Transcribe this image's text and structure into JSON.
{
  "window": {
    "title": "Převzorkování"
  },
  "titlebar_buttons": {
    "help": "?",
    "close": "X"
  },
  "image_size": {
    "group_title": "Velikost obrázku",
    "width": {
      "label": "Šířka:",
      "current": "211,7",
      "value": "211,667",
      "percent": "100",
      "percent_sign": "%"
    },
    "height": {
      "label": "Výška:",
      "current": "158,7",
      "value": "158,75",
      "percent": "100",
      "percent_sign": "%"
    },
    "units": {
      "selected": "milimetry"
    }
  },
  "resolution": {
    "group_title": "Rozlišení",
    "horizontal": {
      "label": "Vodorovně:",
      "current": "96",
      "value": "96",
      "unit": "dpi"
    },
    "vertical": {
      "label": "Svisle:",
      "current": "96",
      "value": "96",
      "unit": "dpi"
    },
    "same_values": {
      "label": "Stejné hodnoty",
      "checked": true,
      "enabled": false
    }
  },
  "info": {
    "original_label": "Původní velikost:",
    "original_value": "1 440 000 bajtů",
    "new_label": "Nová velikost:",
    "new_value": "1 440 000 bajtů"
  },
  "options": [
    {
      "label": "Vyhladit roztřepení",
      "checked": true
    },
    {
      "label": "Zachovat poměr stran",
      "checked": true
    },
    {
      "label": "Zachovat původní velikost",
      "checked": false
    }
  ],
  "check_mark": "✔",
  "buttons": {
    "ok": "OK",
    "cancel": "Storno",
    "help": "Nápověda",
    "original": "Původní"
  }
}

Goal: Print all of the entries exactly as they are written.

Worked answer:
Transcribe this image's text and structure into JSON.
{
  "window": {
    "title": "Převzorkování"
  },
  "titlebar_buttons": {
    "help": "?",
    "close": "X"
  },
  "image_size": {
    "group_title": "Velikost obrázku",
    "width": {
      "label": "Šířka:",
      "current": "211,7",
      "value": "211,667",
      "percent": "100",
      "percent_sign": "%"
    },
    "height": {
      "label": "Výška:",
      "current": "158,7",
      "value": "158,75",
      "percent": "100",
      "percent_sign": "%"
    },
    "units": {
      "selected": "milimetry"
    }
  },
  "resolution": {
    "group_title": "Rozlišení",
    "horizontal": {
      "label": "Vodorovně:",
      "current": "96",
      "value": "96",
      "unit": "dpi"
    },
    "vertical": {
      "label": "Svisle:",
      "current": "96",
      "value": "96",
      "unit": "dpi"
    },
    "same_values": {
      "label": "Stejné hodnoty",
      "checked": true,
      "enabled": false
    }
  },
  "info": {
    "original_label": "Původní velikost:",
    "original_value": "1 440 000 bajtů",
    "new_label": "Nová velikost:",
    "new_value": "1 440 000 bajtů"
  },
  "options": [
    {
      "label": "Vyhladit roztřepení",
      "checked": true
    },
    {
      "label": "Zachovat poměr stran",
      "checked": true
    },
    {
      "label": "Zachovat původní velikost",
      "checked": false
    }
  ],
  "check_mark": "✔",
  "buttons": {
    "ok": "OK",
    "cancel": "Storno",
    "help": "Nápověda",
    "original": "Původní"
  }
}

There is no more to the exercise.